BEGIN Data supplied
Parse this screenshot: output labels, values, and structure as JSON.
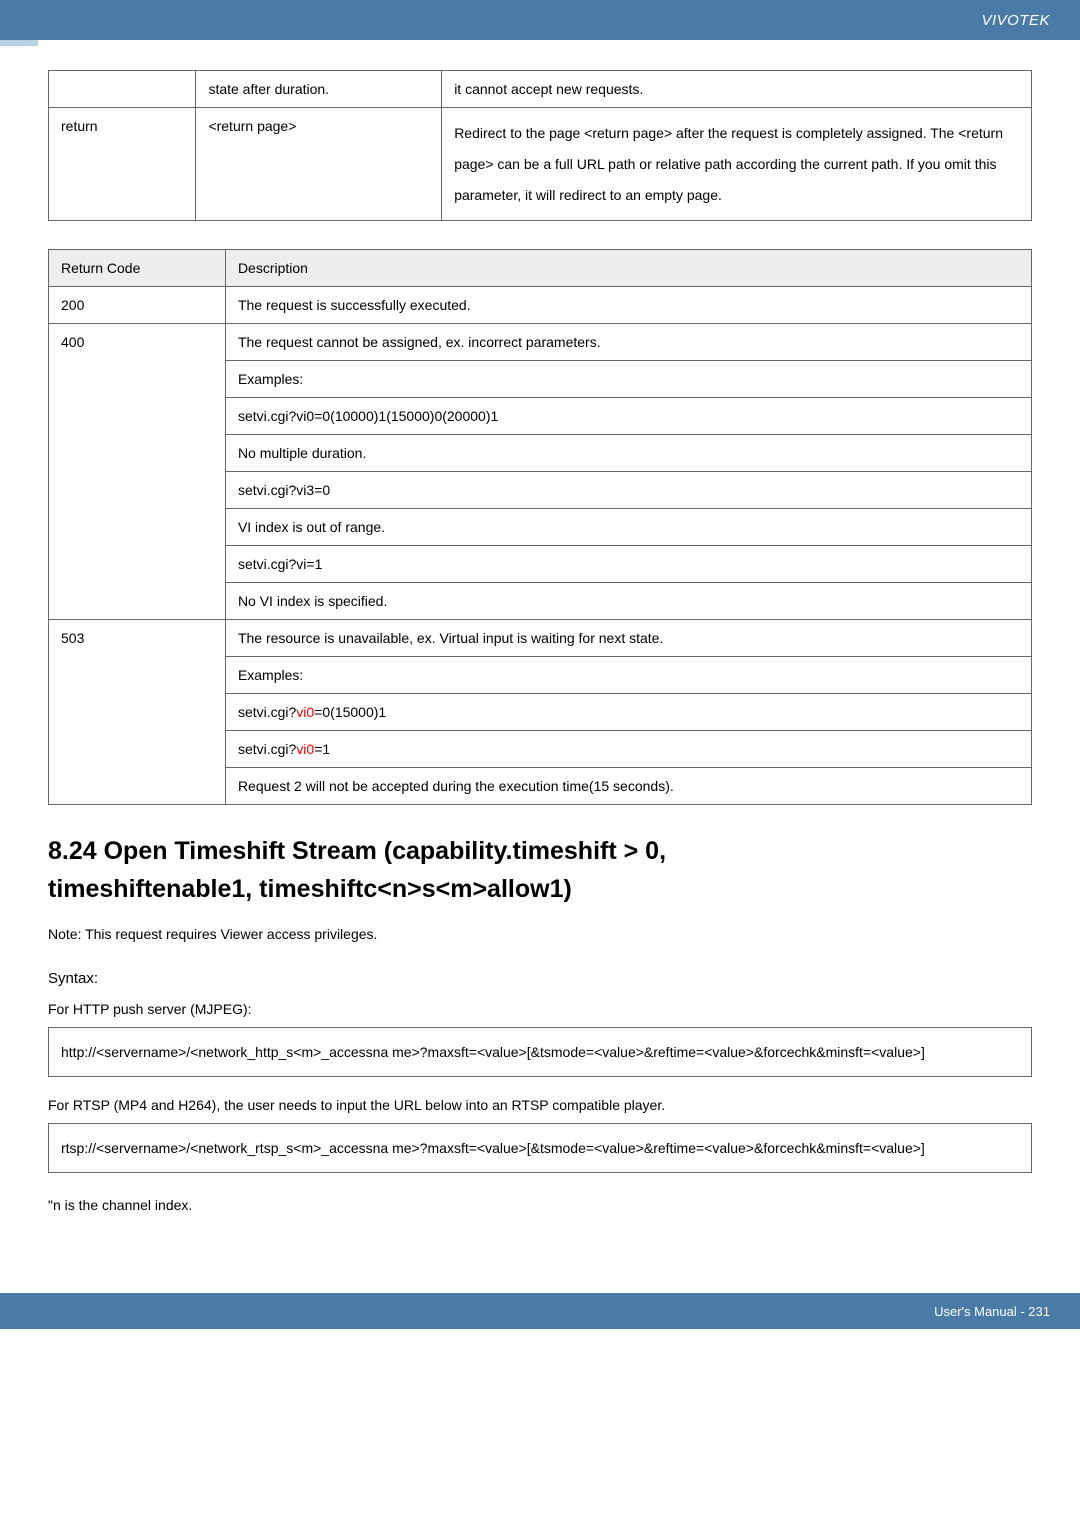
{
  "header": {
    "brand": "VIVOTEK"
  },
  "table1": {
    "r1c2": "state after duration.",
    "r1c3": "it cannot accept new requests.",
    "r2c1": "return",
    "r2c2": "<return page>",
    "r2c3": "Redirect to the page <return page> after the request is completely assigned. The <return page> can be a full URL path or relative path according the current path. If you omit this parameter, it will redirect to an empty page."
  },
  "table2": {
    "h1": "Return Code",
    "h2": "Description",
    "r200": "200",
    "r200d": "The request is successfully executed.",
    "r400": "400",
    "r400a": "The request cannot be assigned, ex. incorrect parameters.",
    "r400b": "Examples:",
    "r400c": "setvi.cgi?vi0=0(10000)1(15000)0(20000)1",
    "r400d": "No multiple duration.",
    "r400e": "setvi.cgi?vi3=0",
    "r400f": "VI index is out of range.",
    "r400g": "setvi.cgi?vi=1",
    "r400h": "No VI index is specified.",
    "r503": "503",
    "r503a": "The resource is unavailable, ex. Virtual input is waiting for next state.",
    "r503b": "Examples:",
    "r503c_pre": "setvi.cgi?",
    "r503c_red": "vi0",
    "r503c_post": "=0(15000)1",
    "r503d_pre": "setvi.cgi?",
    "r503d_red": "vi0",
    "r503d_post": "=1",
    "r503e": "Request 2 will not be accepted during the execution time(15 seconds)."
  },
  "heading": {
    "line1": "8.24 Open Timeshift Stream (capability.timeshift > 0,",
    "line2": "timeshiftenable1, timeshiftc<n>s<m>allow1)"
  },
  "note": "Note:   This request requires Viewer access privileges.",
  "syntax": "Syntax:",
  "mjpeg_label": "For HTTP push server (MJPEG):",
  "http_box": "http://<servername>/<network_http_s<m>_accessna me>?maxsft=<value>[&tsmode=<value>&reftime=<value>&forcechk&minsft=<value>]",
  "rtsp_label": "For RTSP (MP4 and H264), the user needs to input the URL below into an RTSP compatible player.",
  "rtsp_box": "rtsp://<servername>/<network_rtsp_s<m>_accessna me>?maxsft=<value>[&tsmode=<value>&reftime=<value>&forcechk&minsft=<value>]",
  "footnote": "\"n is the channel index.",
  "footer": "User's Manual - 231"
}
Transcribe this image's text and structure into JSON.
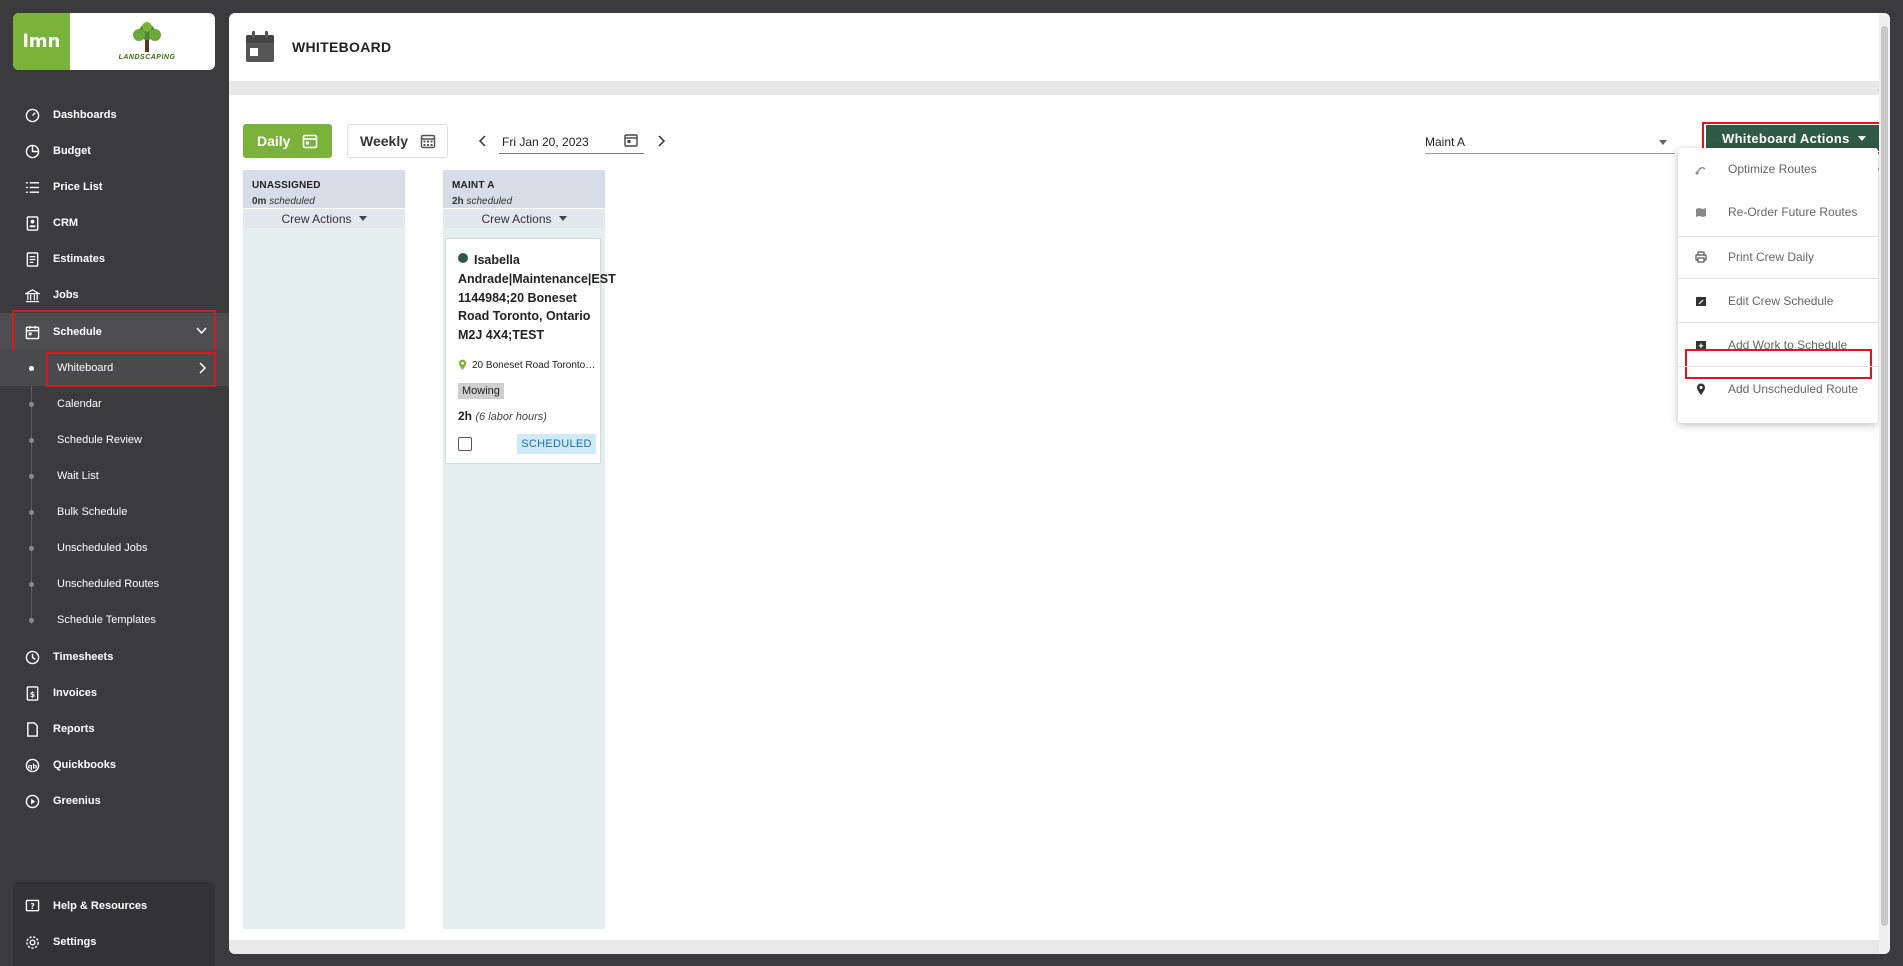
{
  "brand": {
    "lmn_logo_text": "lmn",
    "company_logo_text": "LANDSCAPING",
    "accent_green": "#7bb23a",
    "dark_green": "#2f5a45",
    "highlight_red": "#e0141e"
  },
  "sidebar": {
    "items": [
      {
        "label": "Dashboards",
        "icon": "dashboard-gauge-icon"
      },
      {
        "label": "Budget",
        "icon": "budget-pie-icon"
      },
      {
        "label": "Price List",
        "icon": "list-icon"
      },
      {
        "label": "CRM",
        "icon": "crm-contact-icon"
      },
      {
        "label": "Estimates",
        "icon": "estimate-document-icon"
      },
      {
        "label": "Jobs",
        "icon": "jobs-building-icon"
      },
      {
        "label": "Schedule",
        "icon": "schedule-calendar-icon"
      }
    ],
    "schedule_subitems": [
      "Whiteboard",
      "Calendar",
      "Schedule Review",
      "Wait List",
      "Bulk Schedule",
      "Unscheduled Jobs",
      "Unscheduled Routes",
      "Schedule Templates"
    ],
    "items_after": [
      {
        "label": "Timesheets",
        "icon": "clock-icon"
      },
      {
        "label": "Invoices",
        "icon": "invoice-icon"
      },
      {
        "label": "Reports",
        "icon": "report-icon"
      },
      {
        "label": "Quickbooks",
        "icon": "quickbooks-icon"
      },
      {
        "label": "Greenius",
        "icon": "play-circle-icon"
      }
    ],
    "bottom": [
      {
        "label": "Help & Resources",
        "icon": "help-icon"
      },
      {
        "label": "Settings",
        "icon": "gear-icon"
      }
    ]
  },
  "header": {
    "title": "WHITEBOARD"
  },
  "toolbar": {
    "daily_label": "Daily",
    "weekly_label": "Weekly",
    "date_value": "Fri Jan 20, 2023",
    "crew_select_value": "Maint A",
    "whiteboard_actions_label": "Whiteboard Actions"
  },
  "whiteboard_menu": {
    "items": [
      {
        "label": "Optimize Routes",
        "icon": "optimize-route-icon"
      },
      {
        "label": "Re-Order Future Routes",
        "icon": "map-icon"
      },
      {
        "label": "Print Crew Daily",
        "icon": "printer-icon"
      },
      {
        "label": "Edit Crew Schedule",
        "icon": "edit-calendar-icon"
      },
      {
        "label": "Add Work to Schedule",
        "icon": "add-calendar-icon"
      },
      {
        "label": "Add Unscheduled Route",
        "icon": "map-pin-icon"
      }
    ]
  },
  "columns": [
    {
      "name": "UNASSIGNED",
      "time": "0m",
      "time_label": "scheduled",
      "crew_actions_label": "Crew Actions"
    },
    {
      "name": "MAINT A",
      "time": "2h",
      "time_label": "scheduled",
      "crew_actions_label": "Crew Actions"
    }
  ],
  "job_card": {
    "title": "Isabella Andrade|Maintenance|EST 1144984;20 Boneset Road Toronto, Ontario M2J 4X4;TEST",
    "address": "20 Boneset Road Toronto, ...",
    "tag": "Mowing",
    "hours": "2h",
    "labor_hours": "(6 labor hours)",
    "status": "SCHEDULED"
  }
}
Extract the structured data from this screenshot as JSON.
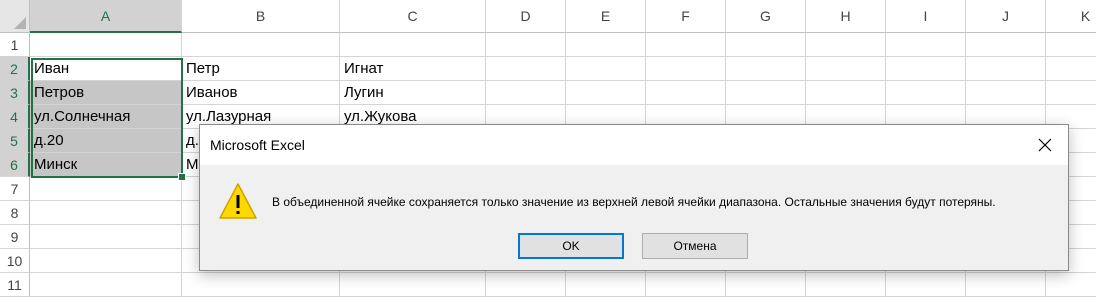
END Data supplied
_Problem to solve_. Write out the listing above again, exactly, but with no pictures in the copy.

_Task response_.
Parse this screenshot: output labels, values, and structure as JSON.
{
  "header": {
    "brand": "VIVOTEK"
  },
  "table1": {
    "r1c2": "state after duration.",
    "r1c3": "it cannot accept new requests.",
    "r2c1": "return",
    "r2c2": "<return page>",
    "r2c3": "Redirect to the page <return page> after the request is completely assigned. The <return page> can be a full URL path or relative path according the current path. If you omit this parameter, it will redirect to an empty page."
  },
  "table2": {
    "h1": "Return Code",
    "h2": "Description",
    "r200": "200",
    "r200d": "The request is successfully executed.",
    "r400": "400",
    "r400a": "The request cannot be assigned, ex. incorrect parameters.",
    "r400b": "Examples:",
    "r400c": "setvi.cgi?vi0=0(10000)1(15000)0(20000)1",
    "r400d": "No multiple duration.",
    "r400e": "setvi.cgi?vi3=0",
    "r400f": "VI index is out of range.",
    "r400g": "setvi.cgi?vi=1",
    "r400h": "No VI index is specified.",
    "r503": "503",
    "r503a": "The resource is unavailable, ex. Virtual input is waiting for next state.",
    "r503b": "Examples:",
    "r503c_pre": "setvi.cgi?",
    "r503c_red": "vi0",
    "r503c_post": "=0(15000)1",
    "r503d_pre": "setvi.cgi?",
    "r503d_red": "vi0",
    "r503d_post": "=1",
    "r503e": "Request 2 will not be accepted during the execution time(15 seconds)."
  },
  "heading": {
    "line1": "8.24 Open Timeshift Stream (capability.timeshift > 0,",
    "line2": "timeshiftenable1, timeshiftc<n>s<m>allow1)"
  },
  "note": "Note:   This request requires Viewer access privileges.",
  "syntax": "Syntax:",
  "mjpeg_label": "For HTTP push server (MJPEG):",
  "http_box": "http://<servername>/<network_http_s<m>_accessna me>?maxsft=<value>[&tsmode=<value>&reftime=<value>&forcechk&minsft=<value>]",
  "rtsp_label": "For RTSP (MP4 and H264), the user needs to input the URL below into an RTSP compatible player.",
  "rtsp_box": "rtsp://<servername>/<network_rtsp_s<m>_accessna me>?maxsft=<value>[&tsmode=<value>&reftime=<value>&forcechk&minsft=<value>]",
  "footnote": "\"n is the channel index.",
  "footer": "User's Manual - 231"
}
Transcribe this image's text and structure into JSON.
{
  "brand": {
    "lmn_logo_text": "lmn",
    "company_logo_text": "LANDSCAPING",
    "accent_green": "#7bb23a",
    "dark_green": "#2f5a45",
    "highlight_red": "#e0141e"
  },
  "sidebar": {
    "items": [
      {
        "label": "Dashboards",
        "icon": "dashboard-gauge-icon"
      },
      {
        "label": "Budget",
        "icon": "budget-pie-icon"
      },
      {
        "label": "Price List",
        "icon": "list-icon"
      },
      {
        "label": "CRM",
        "icon": "crm-contact-icon"
      },
      {
        "label": "Estimates",
        "icon": "estimate-document-icon"
      },
      {
        "label": "Jobs",
        "icon": "jobs-building-icon"
      },
      {
        "label": "Schedule",
        "icon": "schedule-calendar-icon"
      }
    ],
    "schedule_subitems": [
      "Whiteboard",
      "Calendar",
      "Schedule Review",
      "Wait List",
      "Bulk Schedule",
      "Unscheduled Jobs",
      "Unscheduled Routes",
      "Schedule Templates"
    ],
    "items_after": [
      {
        "label": "Timesheets",
        "icon": "clock-icon"
      },
      {
        "label": "Invoices",
        "icon": "invoice-icon"
      },
      {
        "label": "Reports",
        "icon": "report-icon"
      },
      {
        "label": "Quickbooks",
        "icon": "quickbooks-icon"
      },
      {
        "label": "Greenius",
        "icon": "play-circle-icon"
      }
    ],
    "bottom": [
      {
        "label": "Help & Resources",
        "icon": "help-icon"
      },
      {
        "label": "Settings",
        "icon": "gear-icon"
      }
    ]
  },
  "header": {
    "title": "WHITEBOARD"
  },
  "toolbar": {
    "daily_label": "Daily",
    "weekly_label": "Weekly",
    "date_value": "Fri Jan 20, 2023",
    "crew_select_value": "Maint A",
    "whiteboard_actions_label": "Whiteboard Actions"
  },
  "whiteboard_menu": {
    "items": [
      {
        "label": "Optimize Routes",
        "icon": "optimize-route-icon"
      },
      {
        "label": "Re-Order Future Routes",
        "icon": "map-icon"
      },
      {
        "label": "Print Crew Daily",
        "icon": "printer-icon"
      },
      {
        "label": "Edit Crew Schedule",
        "icon": "edit-calendar-icon"
      },
      {
        "label": "Add Work to Schedule",
        "icon": "add-calendar-icon"
      },
      {
        "label": "Add Unscheduled Route",
        "icon": "map-pin-icon"
      }
    ]
  },
  "columns": [
    {
      "name": "UNASSIGNED",
      "time": "0m",
      "time_label": "scheduled",
      "crew_actions_label": "Crew Actions"
    },
    {
      "name": "MAINT A",
      "time": "2h",
      "time_label": "scheduled",
      "crew_actions_label": "Crew Actions"
    }
  ],
  "job_card": {
    "title": "Isabella Andrade|Maintenance|EST 1144984;20 Boneset Road Toronto, Ontario M2J 4X4;TEST",
    "address": "20 Boneset Road Toronto, ...",
    "tag": "Mowing",
    "hours": "2h",
    "labor_hours": "(6 labor hours)",
    "status": "SCHEDULED"
  }
}
Extract the structured data from this screenshot as JSON.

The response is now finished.